*SET PROBLEM*.
Of all the lines in the material, how many contain the word "WINDSOR"? State the number alone.

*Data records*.
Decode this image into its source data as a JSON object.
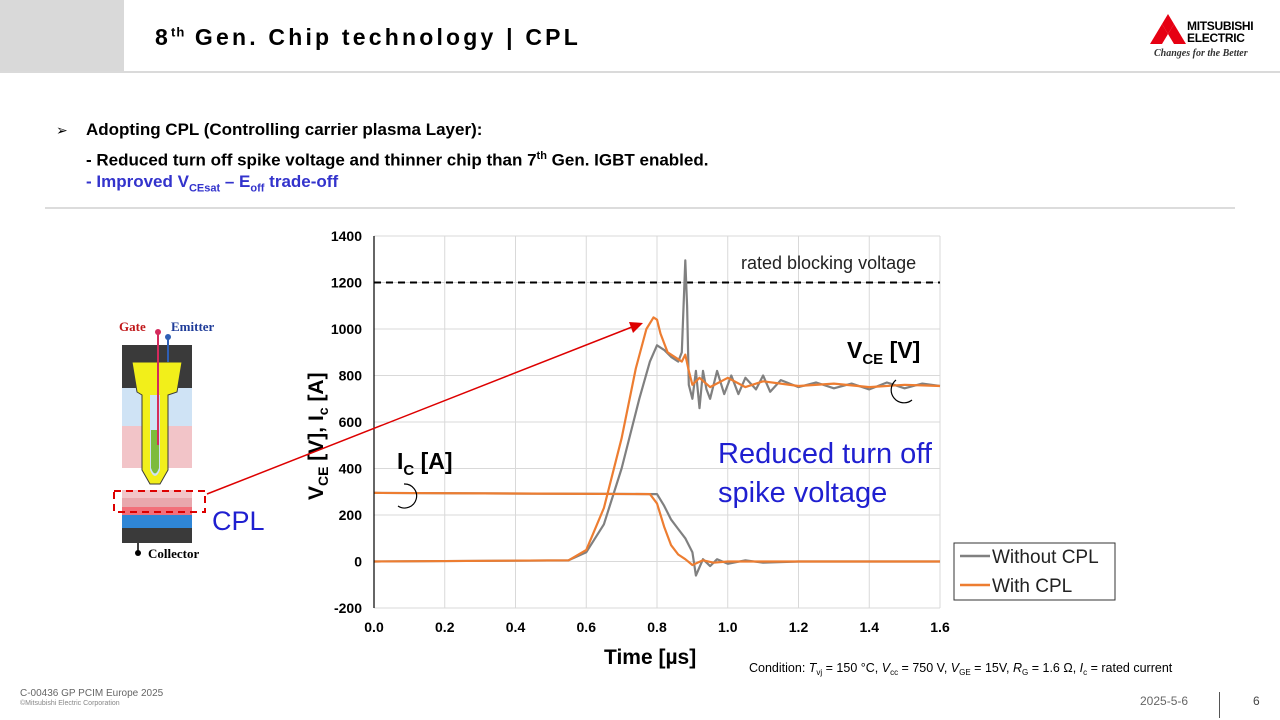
{
  "header": {
    "title_pre": "8",
    "title_sup": "th",
    "title_post": " Gen. Chip technology | CPL",
    "logo_line1": "MITSUBISHI",
    "logo_line2": "ELECTRIC",
    "slogan": "Changes for the Better"
  },
  "bullets": {
    "line1": "Adopting CPL (Controlling carrier plasma Layer):",
    "line2_pre": "- Reduced turn off spike voltage and thinner chip than 7",
    "line2_sup": "th",
    "line2_post": " Gen. IGBT enabled.",
    "line3_a": "- Improved V",
    "line3_sub1": "CEsat",
    "line3_b": " – E",
    "line3_sub2": "off",
    "line3_c": " trade-off"
  },
  "diagram": {
    "gate_label": "Gate",
    "emitter_label": "Emitter",
    "collector_label": "Collector",
    "cpl_label": "CPL"
  },
  "chart_data": {
    "type": "line",
    "x_label": "Time [µs]",
    "y_label_main": "V",
    "y_label_sub1": "CE",
    "y_label_mid": " [V], I",
    "y_label_sub2": "c",
    "y_label_end": " [A]",
    "xlim": [
      0.0,
      1.6
    ],
    "ylim": [
      -200,
      1400
    ],
    "x_ticks": [
      "0.0",
      "0.2",
      "0.4",
      "0.6",
      "0.8",
      "1.0",
      "1.2",
      "1.4",
      "1.6"
    ],
    "y_ticks": [
      "-200",
      "0",
      "200",
      "400",
      "600",
      "800",
      "1000",
      "1200",
      "1400"
    ],
    "grid": true,
    "reference_line": {
      "value": 1200,
      "label": "rated blocking voltage"
    },
    "annotations": {
      "vce_main": "V",
      "vce_sub": "CE",
      "vce_end": " [V]",
      "ic_main": "I",
      "ic_sub": "C",
      "ic_end": " [A]",
      "reduced_line1": "Reduced turn off",
      "reduced_line2": "spike voltage"
    },
    "legend": {
      "position": "right",
      "entries": [
        "Without CPL",
        "With CPL"
      ]
    },
    "colors": {
      "without": "#808080",
      "with": "#ed7d31",
      "arrow": "#dd0000",
      "annotation": "#1f1fd0"
    },
    "series": [
      {
        "name": "Without CPL",
        "id": "vce_without",
        "x": [
          0.0,
          0.55,
          0.6,
          0.65,
          0.7,
          0.75,
          0.78,
          0.8,
          0.82,
          0.84,
          0.86,
          0.87,
          0.88,
          0.885,
          0.89,
          0.9,
          0.91,
          0.92,
          0.93,
          0.94,
          0.95,
          0.97,
          0.99,
          1.01,
          1.03,
          1.05,
          1.08,
          1.1,
          1.12,
          1.15,
          1.2,
          1.25,
          1.3,
          1.35,
          1.4,
          1.45,
          1.5,
          1.55,
          1.6
        ],
        "y": [
          0,
          5,
          40,
          160,
          400,
          700,
          860,
          930,
          910,
          880,
          860,
          900,
          1295,
          1100,
          760,
          700,
          820,
          660,
          820,
          740,
          700,
          820,
          720,
          800,
          720,
          790,
          740,
          800,
          730,
          780,
          750,
          770,
          745,
          765,
          740,
          770,
          745,
          765,
          755
        ]
      },
      {
        "name": "With CPL",
        "id": "vce_with",
        "x": [
          0.0,
          0.55,
          0.6,
          0.65,
          0.7,
          0.74,
          0.77,
          0.79,
          0.8,
          0.81,
          0.83,
          0.85,
          0.87,
          0.88,
          0.89,
          0.9,
          0.92,
          0.95,
          1.0,
          1.05,
          1.1,
          1.2,
          1.3,
          1.4,
          1.5,
          1.6
        ],
        "y": [
          0,
          5,
          50,
          230,
          530,
          830,
          1000,
          1050,
          1040,
          980,
          900,
          880,
          860,
          890,
          820,
          760,
          790,
          750,
          790,
          750,
          775,
          755,
          765,
          750,
          760,
          755
        ]
      },
      {
        "name": "Without CPL",
        "id": "ic_without",
        "x": [
          0.0,
          0.8,
          0.82,
          0.84,
          0.86,
          0.88,
          0.9,
          0.91,
          0.93,
          0.95,
          0.97,
          1.0,
          1.05,
          1.1,
          1.2,
          1.3,
          1.4,
          1.5,
          1.6
        ],
        "y": [
          295,
          290,
          240,
          180,
          140,
          100,
          40,
          -60,
          10,
          -20,
          10,
          -10,
          5,
          -5,
          0,
          0,
          0,
          0,
          0
        ]
      },
      {
        "name": "With CPL",
        "id": "ic_with",
        "x": [
          0.0,
          0.78,
          0.8,
          0.82,
          0.84,
          0.86,
          0.88,
          0.9,
          0.93,
          0.96,
          1.0,
          1.05,
          1.1,
          1.2,
          1.3,
          1.4,
          1.5,
          1.6
        ],
        "y": [
          295,
          290,
          250,
          150,
          70,
          30,
          10,
          -15,
          5,
          -5,
          0,
          0,
          0,
          0,
          0,
          0,
          0,
          0
        ]
      }
    ],
    "condition": {
      "prefix": "Condition: ",
      "tvj_t": "T",
      "tvj_sub": "vj",
      "tvj_val": " = 150 °C, ",
      "vcc_t": "V",
      "vcc_sub": "cc",
      "vcc_val": " = 750 V, ",
      "vge_t": "V",
      "vge_sub": "GE",
      "vge_val": " = 15V, ",
      "rg_t": "R",
      "rg_sub": "G",
      "rg_val": " = 1.6 Ω, ",
      "ic_t": "I",
      "ic_sub": "c",
      "ic_val": " = rated current"
    }
  },
  "footer": {
    "doc_id": "C-00436 GP PCIM Europe 2025",
    "copyright": "©Mitsubishi Electric Corporation",
    "date": "2025-5-6",
    "page": "6"
  }
}
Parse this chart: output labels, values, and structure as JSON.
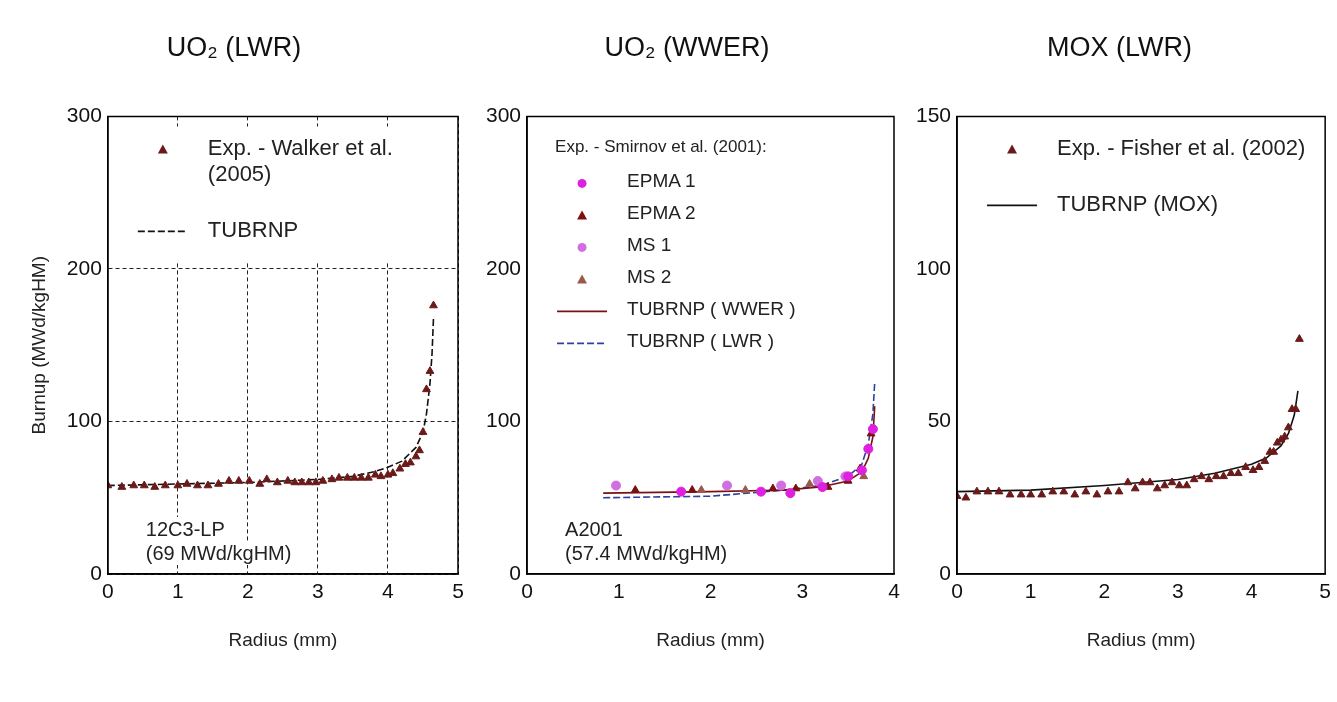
{
  "chart_data": [
    {
      "type": "scatter",
      "title": "UO₂ (LWR)",
      "xlabel": "Radius (mm)",
      "ylabel": "Burnup (MWd/kgHM)",
      "xlim": [
        0,
        5
      ],
      "xticks": [
        0,
        1,
        2,
        3,
        4,
        5
      ],
      "ylim": [
        0,
        300
      ],
      "yticks": [
        0,
        100,
        200,
        300
      ],
      "grid": true,
      "legend": "top",
      "annotations": [
        "12C3-LP",
        "(69 MWd/kgHM)"
      ],
      "series": [
        {
          "name": "Exp. - Walker et al. (2005)",
          "type": "scatter",
          "marker": "triangle",
          "color": "#6b1a1a",
          "x": [
            0,
            0.2,
            0.37,
            0.52,
            0.67,
            0.82,
            1.0,
            1.13,
            1.28,
            1.43,
            1.58,
            1.73,
            1.87,
            2.02,
            2.17,
            2.27,
            2.42,
            2.57,
            2.67,
            2.77,
            2.87,
            2.97,
            3.07,
            3.2,
            3.3,
            3.42,
            3.52,
            3.62,
            3.72,
            3.82,
            3.9,
            4.0,
            4.07,
            4.17,
            4.25,
            4.32,
            4.4,
            4.45,
            4.5,
            4.55,
            4.6,
            4.65
          ],
          "values": [
            58,
            57,
            58,
            58,
            57,
            58,
            58,
            59,
            58,
            58,
            59,
            61,
            61,
            61,
            59,
            62,
            60,
            61,
            60,
            60,
            60,
            60,
            61,
            62,
            63,
            63,
            63,
            63,
            63,
            65,
            64,
            65,
            66,
            69,
            72,
            73,
            77,
            81,
            93,
            121,
            133,
            176
          ]
        },
        {
          "name": "TUBRNP",
          "type": "line",
          "line_style": "dashed",
          "color": "#111111",
          "x": [
            0,
            1,
            2,
            3,
            3.5,
            3.8,
            4,
            4.2,
            4.4,
            4.5,
            4.55,
            4.6,
            4.63,
            4.65
          ],
          "values": [
            58,
            59,
            60,
            62,
            64,
            67,
            70,
            74,
            83,
            93,
            105,
            125,
            145,
            168
          ]
        }
      ]
    },
    {
      "type": "scatter",
      "title": "UO₂ (WWER)",
      "xlabel": "Radius (mm)",
      "xlim": [
        0,
        4
      ],
      "xticks": [
        0,
        1,
        2,
        3,
        4
      ],
      "ylim": [
        0,
        300
      ],
      "yticks": [
        0,
        100,
        200,
        300
      ],
      "legend": "top",
      "legend_title": "Exp. - Smirnov et al. (2001):",
      "annotations": [
        "A2001",
        "(57.4 MWd/kgHM)"
      ],
      "series": [
        {
          "name": "EPMA 1",
          "type": "scatter",
          "marker": "circle",
          "color": "#e020e0",
          "x": [
            1.68,
            2.55,
            2.87,
            3.22,
            3.5,
            3.65,
            3.72,
            3.77
          ],
          "values": [
            54,
            54,
            53,
            57,
            64,
            68,
            82,
            95
          ]
        },
        {
          "name": "EPMA 2",
          "type": "scatter",
          "marker": "triangle",
          "color": "#7a1010",
          "x": [
            1.18,
            1.8,
            2.68,
            2.93,
            3.28,
            3.5,
            3.63,
            3.75
          ],
          "values": [
            55,
            55,
            56,
            56,
            57,
            61,
            69,
            92
          ]
        },
        {
          "name": "MS 1",
          "type": "scatter",
          "marker": "circle",
          "color": "#d070e0",
          "x": [
            0.97,
            2.18,
            2.77,
            3.17,
            3.47
          ],
          "values": [
            58,
            58,
            58,
            61,
            64
          ]
        },
        {
          "name": "MS 2",
          "type": "scatter",
          "marker": "triangle",
          "color": "#9a5a4a",
          "x": [
            1.9,
            2.38,
            3.08,
            3.67
          ],
          "values": [
            55,
            55,
            59,
            64
          ]
        },
        {
          "name": "TUBRNP ( WWER )",
          "type": "line",
          "line_style": "solid",
          "color": "#7a1010",
          "x": [
            0.83,
            2,
            2.8,
            3.2,
            3.5,
            3.65,
            3.72,
            3.77,
            3.79
          ],
          "values": [
            53,
            54,
            55,
            57,
            61,
            67,
            76,
            90,
            110
          ]
        },
        {
          "name": "TUBRNP ( LWR )",
          "type": "line",
          "line_style": "dashed",
          "color": "#3040a0",
          "x": [
            0.83,
            2,
            2.8,
            3.2,
            3.5,
            3.65,
            3.72,
            3.77,
            3.79
          ],
          "values": [
            50,
            51,
            55,
            58,
            64,
            72,
            85,
            105,
            126
          ]
        }
      ]
    },
    {
      "type": "scatter",
      "title": "MOX (LWR)",
      "xlabel": "Radius (mm)",
      "xlim": [
        0,
        5
      ],
      "xticks": [
        0,
        1,
        2,
        3,
        4,
        5
      ],
      "ylim": [
        0,
        150
      ],
      "yticks": [
        0,
        50,
        100,
        150
      ],
      "legend": "top",
      "series": [
        {
          "name": "Exp. - Fisher et al. (2002)",
          "type": "scatter",
          "marker": "triangle",
          "color": "#6b1a1a",
          "x": [
            0,
            0.12,
            0.27,
            0.42,
            0.57,
            0.72,
            0.87,
            1.0,
            1.15,
            1.3,
            1.45,
            1.6,
            1.75,
            1.9,
            2.05,
            2.2,
            2.32,
            2.42,
            2.52,
            2.62,
            2.72,
            2.82,
            2.92,
            3.02,
            3.12,
            3.22,
            3.32,
            3.42,
            3.52,
            3.62,
            3.72,
            3.82,
            3.92,
            4.02,
            4.1,
            4.18,
            4.25,
            4.3,
            4.35,
            4.4,
            4.45,
            4.5,
            4.55,
            4.6,
            4.65
          ],
          "values": [
            25.5,
            25,
            27,
            27,
            27,
            26,
            26,
            26,
            26,
            27,
            27,
            26,
            27,
            26,
            27,
            27,
            30,
            28,
            30,
            30,
            28,
            29,
            30,
            29,
            29,
            31,
            32,
            31,
            32,
            32,
            33,
            33,
            35,
            34,
            35,
            37,
            40,
            40,
            43,
            44,
            45,
            48,
            54,
            54,
            77
          ]
        },
        {
          "name": "TUBRNP (MOX)",
          "type": "line",
          "line_style": "solid",
          "color": "#111111",
          "x": [
            0,
            1,
            2,
            3,
            3.5,
            4,
            4.2,
            4.4,
            4.5,
            4.58,
            4.63
          ],
          "values": [
            27,
            27.5,
            29,
            31,
            33,
            36,
            38,
            42,
            46,
            52,
            60
          ]
        }
      ]
    }
  ]
}
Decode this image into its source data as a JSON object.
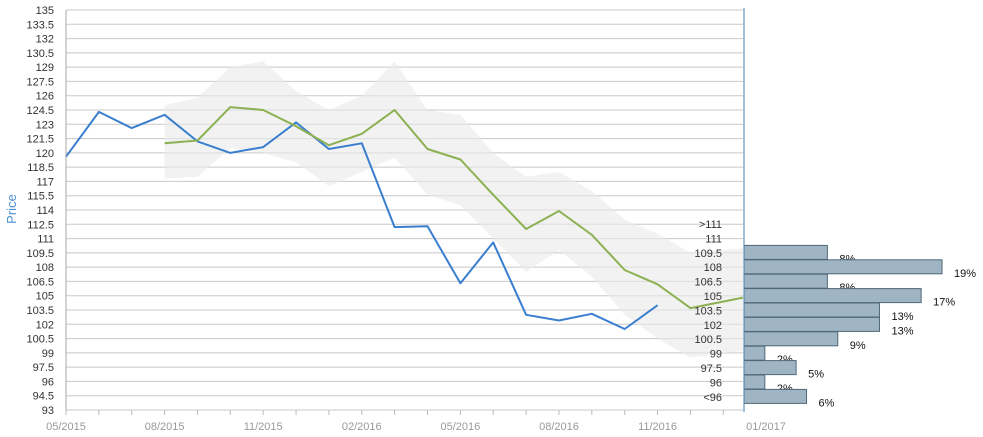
{
  "chart_data": {
    "type": "line",
    "ylabel": "Price",
    "ylim": [
      93,
      135
    ],
    "yticks": [
      93,
      94.5,
      96,
      97.5,
      99,
      100.5,
      102,
      103.5,
      105,
      106.5,
      108,
      109.5,
      111,
      112.5,
      114,
      115.5,
      117,
      118.5,
      120,
      121.5,
      123,
      124.5,
      126,
      127.5,
      129,
      130.5,
      132,
      133.5,
      135
    ],
    "xticks": [
      "05/2015",
      "08/2015",
      "11/2015",
      "02/2016",
      "05/2016",
      "08/2016",
      "11/2016",
      "01/2017"
    ],
    "xlim": [
      0,
      20.6
    ],
    "grid": true,
    "colors": {
      "actual": "#3a7fcf",
      "forecast": "#8db052",
      "band": "#e9e9e9",
      "bar_fill": "#9fb5c4",
      "bar_stroke": "#4f6878",
      "grid": "#c8c8c8"
    },
    "series": [
      {
        "key": "actual",
        "x": [
          0,
          1,
          2,
          3,
          4,
          5,
          6,
          7,
          8,
          9,
          10,
          11,
          12,
          13,
          14,
          15,
          16,
          17,
          18,
          19,
          20
        ],
        "values": [
          119.6,
          124.3,
          122.6,
          124.0,
          121.2,
          120.0,
          120.6,
          123.2,
          120.4,
          121.0,
          112.2,
          112.3,
          106.3,
          110.6,
          103.0,
          102.4,
          103.1,
          101.5,
          104.0,
          null,
          null
        ]
      },
      {
        "key": "forecast",
        "x": [
          3,
          4,
          5,
          6,
          7,
          8,
          9,
          10,
          11,
          12,
          13,
          14,
          15,
          16,
          17,
          18,
          19,
          20.6
        ],
        "values": [
          121.0,
          121.3,
          124.8,
          124.5,
          122.8,
          120.8,
          122.0,
          124.5,
          120.4,
          119.3,
          115.6,
          112.0,
          113.9,
          111.4,
          107.7,
          106.2,
          103.7,
          104.8
        ]
      }
    ],
    "band": {
      "x": [
        3,
        4,
        5,
        6,
        7,
        8,
        9,
        10,
        11,
        12,
        13,
        14,
        15,
        16,
        17,
        18,
        19,
        20.6
      ],
      "upper": [
        125.0,
        125.8,
        129.0,
        129.6,
        126.5,
        124.5,
        126.0,
        129.6,
        124.5,
        124.0,
        120.0,
        117.5,
        118.0,
        116.0,
        113.0,
        111.5,
        109.5,
        110.0
      ],
      "lower": [
        117.3,
        117.5,
        120.5,
        120.0,
        119.0,
        116.5,
        118.0,
        119.5,
        115.6,
        114.5,
        111.0,
        107.5,
        109.8,
        107.0,
        103.0,
        100.5,
        98.5,
        99.2
      ]
    },
    "distribution": {
      "bins": [
        {
          "label": ">111",
          "value": 0,
          "percent": ""
        },
        {
          "label": "111",
          "value": 8,
          "percent": "8%"
        },
        {
          "label": "109.5",
          "value": 19,
          "percent": "19%"
        },
        {
          "label": "108",
          "value": 8,
          "percent": "8%"
        },
        {
          "label": "106.5",
          "value": 17,
          "percent": "17%"
        },
        {
          "label": "105",
          "value": 13,
          "percent": "13%"
        },
        {
          "label": "103.5",
          "value": 13,
          "percent": "13%"
        },
        {
          "label": "102",
          "value": 9,
          "percent": "9%"
        },
        {
          "label": "100.5",
          "value": 2,
          "percent": "2%"
        },
        {
          "label": "99",
          "value": 5,
          "percent": "5%"
        },
        {
          "label": "97.5",
          "value": 2,
          "percent": "2%"
        },
        {
          "label": "96",
          "value": 6,
          "percent": "6%"
        },
        {
          "label": "<96",
          "value": 0,
          "percent": ""
        }
      ],
      "max_value": 19
    }
  }
}
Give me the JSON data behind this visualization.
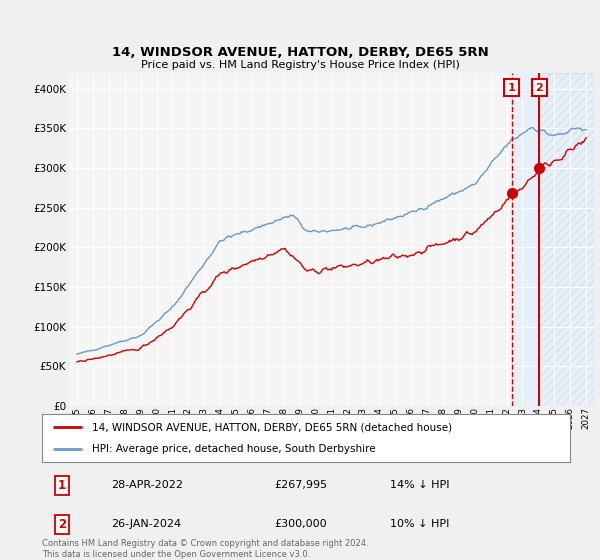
{
  "title": "14, WINDSOR AVENUE, HATTON, DERBY, DE65 5RN",
  "subtitle": "Price paid vs. HM Land Registry's House Price Index (HPI)",
  "legend_line1": "14, WINDSOR AVENUE, HATTON, DERBY, DE65 5RN (detached house)",
  "legend_line2": "HPI: Average price, detached house, South Derbyshire",
  "annotation1_date": "28-APR-2022",
  "annotation1_price": "£267,995",
  "annotation1_hpi": "14% ↓ HPI",
  "annotation2_date": "26-JAN-2024",
  "annotation2_price": "£300,000",
  "annotation2_hpi": "10% ↓ HPI",
  "footer": "Contains HM Land Registry data © Crown copyright and database right 2024.\nThis data is licensed under the Open Government Licence v3.0.",
  "red_color": "#cc0000",
  "blue_color": "#6699cc",
  "shade_color": "#ddeeff",
  "ylim": [
    0,
    420000
  ],
  "yticks": [
    0,
    50000,
    100000,
    150000,
    200000,
    250000,
    300000,
    350000,
    400000
  ],
  "background_color": "#f0f0f0",
  "plot_bg_color": "#f5f5f5",
  "grid_color": "#ffffff",
  "vline_x1": 2022.32,
  "vline_x2": 2024.07,
  "marker1_price": 267995,
  "marker1_year": 2022.32,
  "marker2_price": 300000,
  "marker2_year": 2024.07,
  "xmin": 1994.5,
  "xmax": 2027.5
}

*RESULT OF THIS TASK*.
2